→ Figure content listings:
— BEGIN —

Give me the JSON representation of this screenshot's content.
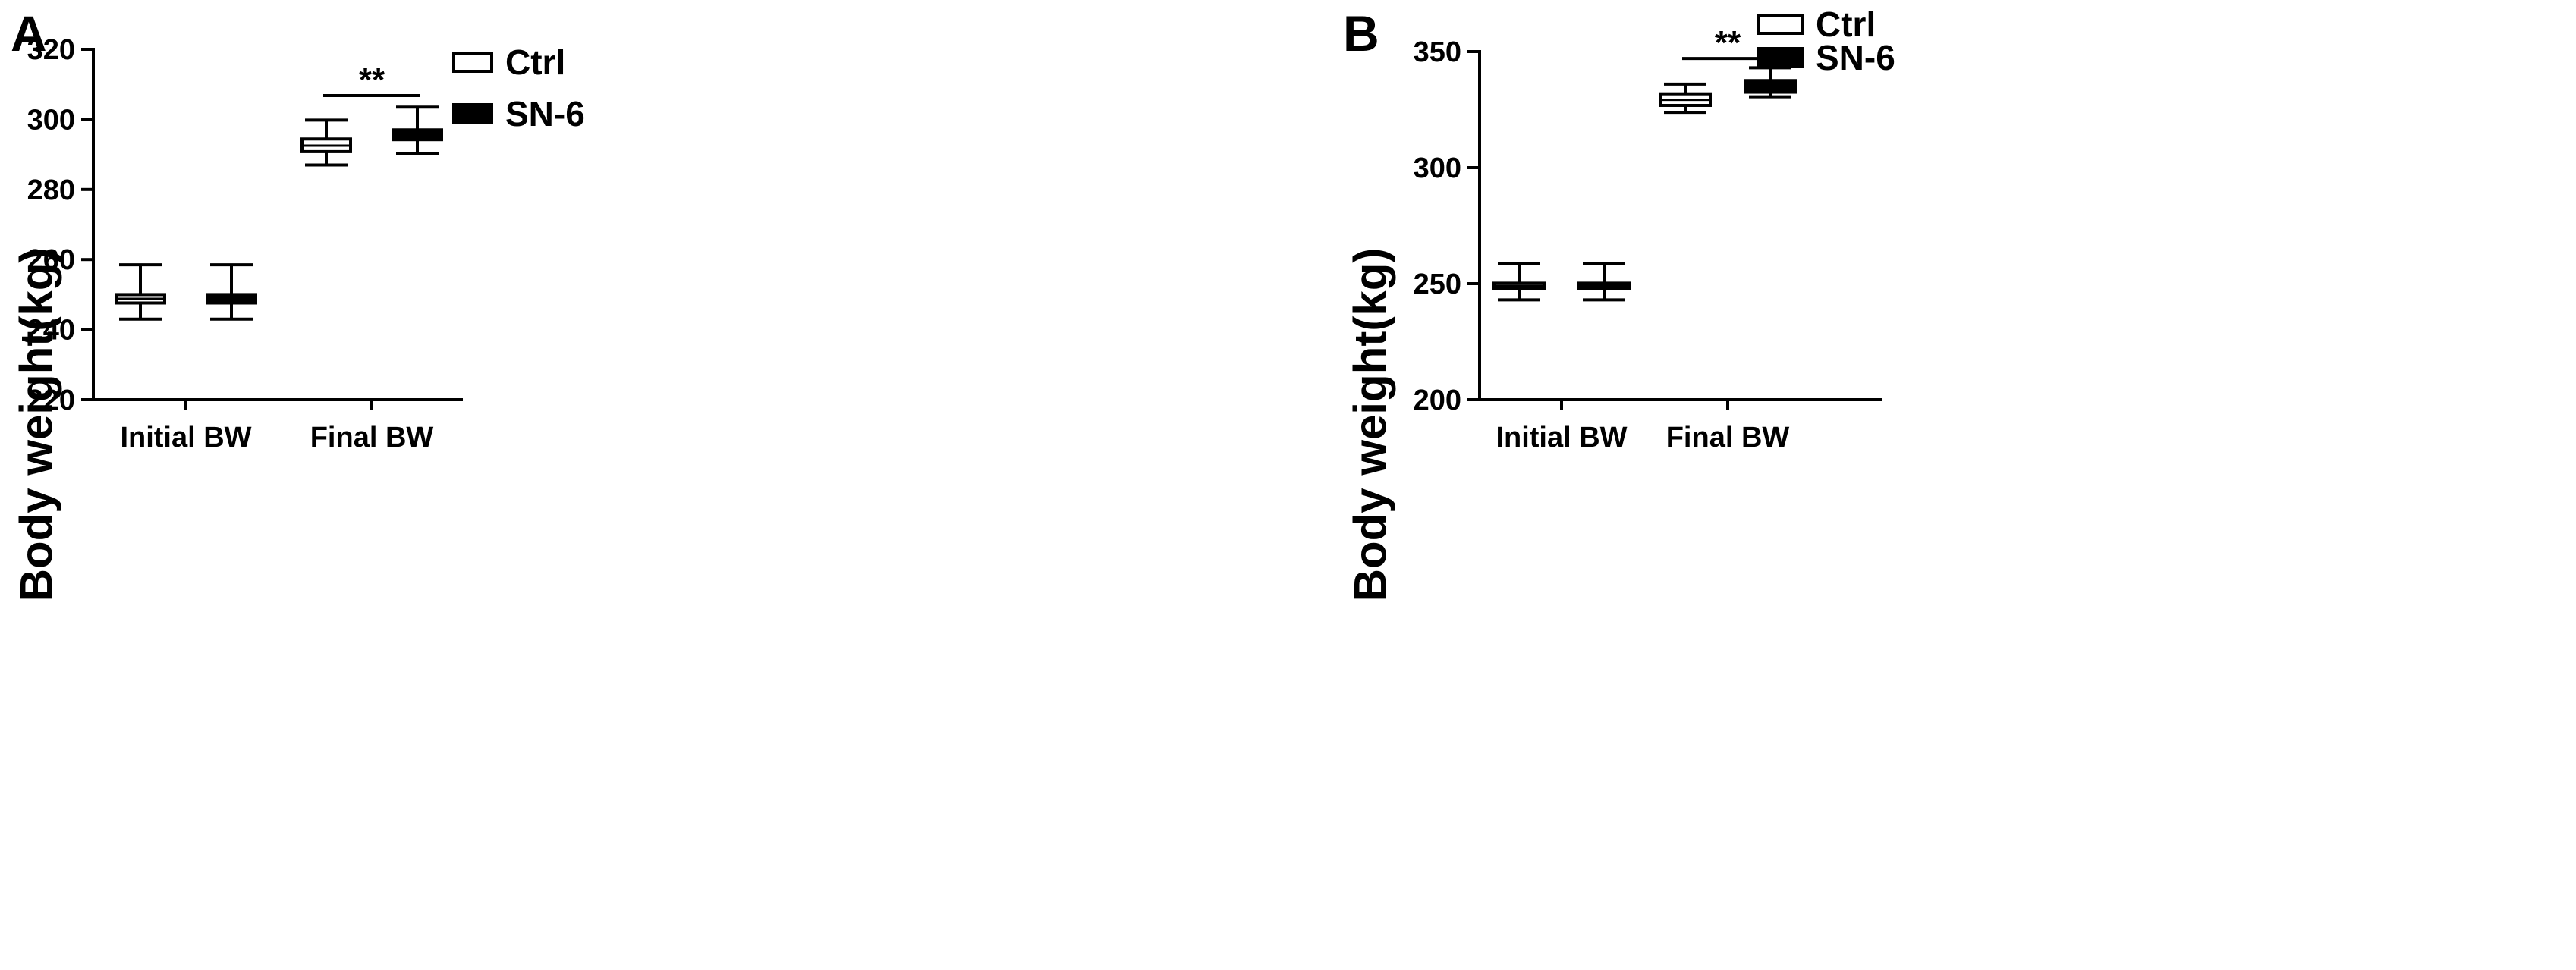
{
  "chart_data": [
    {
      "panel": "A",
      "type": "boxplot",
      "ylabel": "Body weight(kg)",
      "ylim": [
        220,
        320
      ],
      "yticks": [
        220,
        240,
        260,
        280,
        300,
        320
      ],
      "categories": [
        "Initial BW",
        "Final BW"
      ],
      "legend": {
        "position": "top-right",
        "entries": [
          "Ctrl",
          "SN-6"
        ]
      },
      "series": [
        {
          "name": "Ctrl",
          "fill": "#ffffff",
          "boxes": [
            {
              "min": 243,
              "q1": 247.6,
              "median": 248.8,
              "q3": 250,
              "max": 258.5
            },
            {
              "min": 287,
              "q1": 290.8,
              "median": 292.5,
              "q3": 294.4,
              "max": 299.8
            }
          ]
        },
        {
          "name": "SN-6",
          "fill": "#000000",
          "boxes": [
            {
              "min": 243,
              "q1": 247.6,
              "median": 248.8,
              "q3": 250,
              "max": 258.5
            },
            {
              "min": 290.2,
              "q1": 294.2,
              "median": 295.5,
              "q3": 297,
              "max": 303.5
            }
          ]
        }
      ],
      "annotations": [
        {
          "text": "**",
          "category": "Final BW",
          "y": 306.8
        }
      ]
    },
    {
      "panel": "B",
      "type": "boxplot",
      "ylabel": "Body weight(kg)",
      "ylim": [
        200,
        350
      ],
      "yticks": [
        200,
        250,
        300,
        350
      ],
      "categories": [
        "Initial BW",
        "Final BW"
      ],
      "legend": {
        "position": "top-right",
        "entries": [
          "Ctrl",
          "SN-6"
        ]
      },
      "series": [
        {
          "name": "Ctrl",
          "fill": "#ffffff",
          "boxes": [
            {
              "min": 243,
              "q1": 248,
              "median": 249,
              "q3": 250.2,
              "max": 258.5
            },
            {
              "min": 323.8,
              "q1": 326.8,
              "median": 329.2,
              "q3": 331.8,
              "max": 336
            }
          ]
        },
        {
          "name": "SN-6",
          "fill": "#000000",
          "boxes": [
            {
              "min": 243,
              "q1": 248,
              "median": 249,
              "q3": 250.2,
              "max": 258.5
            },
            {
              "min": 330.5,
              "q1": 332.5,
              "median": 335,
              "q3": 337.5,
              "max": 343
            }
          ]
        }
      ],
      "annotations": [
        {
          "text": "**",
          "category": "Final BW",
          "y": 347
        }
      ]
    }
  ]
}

— END —
— BEGIN —

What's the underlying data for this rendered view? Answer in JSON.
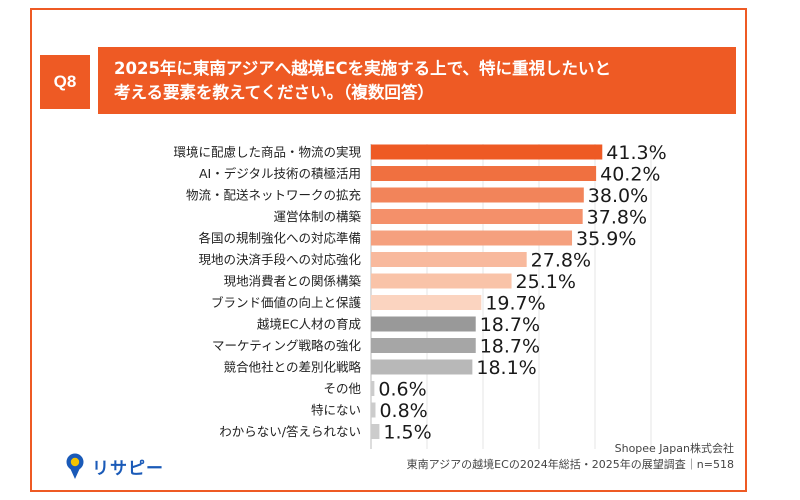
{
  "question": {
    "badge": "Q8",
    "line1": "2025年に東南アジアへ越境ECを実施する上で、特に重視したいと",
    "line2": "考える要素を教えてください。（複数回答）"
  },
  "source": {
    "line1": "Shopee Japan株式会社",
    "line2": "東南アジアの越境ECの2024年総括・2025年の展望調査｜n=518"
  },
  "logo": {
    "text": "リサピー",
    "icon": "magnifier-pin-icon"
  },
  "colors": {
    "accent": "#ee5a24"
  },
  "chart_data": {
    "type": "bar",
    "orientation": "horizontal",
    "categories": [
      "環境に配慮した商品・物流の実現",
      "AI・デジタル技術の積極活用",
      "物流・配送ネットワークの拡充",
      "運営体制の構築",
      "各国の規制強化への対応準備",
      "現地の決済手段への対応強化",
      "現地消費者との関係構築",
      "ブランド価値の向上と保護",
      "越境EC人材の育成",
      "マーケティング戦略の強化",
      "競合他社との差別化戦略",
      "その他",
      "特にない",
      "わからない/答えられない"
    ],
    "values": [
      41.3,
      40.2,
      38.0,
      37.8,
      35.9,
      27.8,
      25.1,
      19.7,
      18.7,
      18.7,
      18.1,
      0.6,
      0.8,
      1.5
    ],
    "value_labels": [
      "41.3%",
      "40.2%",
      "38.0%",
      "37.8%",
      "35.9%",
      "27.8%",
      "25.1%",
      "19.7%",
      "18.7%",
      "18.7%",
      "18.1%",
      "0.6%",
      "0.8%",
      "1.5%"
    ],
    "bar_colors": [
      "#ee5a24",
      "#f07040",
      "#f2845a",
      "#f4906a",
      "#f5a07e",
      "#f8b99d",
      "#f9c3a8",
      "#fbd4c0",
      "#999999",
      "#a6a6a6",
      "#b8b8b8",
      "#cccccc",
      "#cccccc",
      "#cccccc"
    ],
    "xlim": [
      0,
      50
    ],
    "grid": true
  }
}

— END —

→ Requirements: Pull every line containing the word "this" out of the entries above.

→ Task solution:
Give me the JSON representation of this screenshot's content.
What's the underlying data for this rendered view? Answer in JSON.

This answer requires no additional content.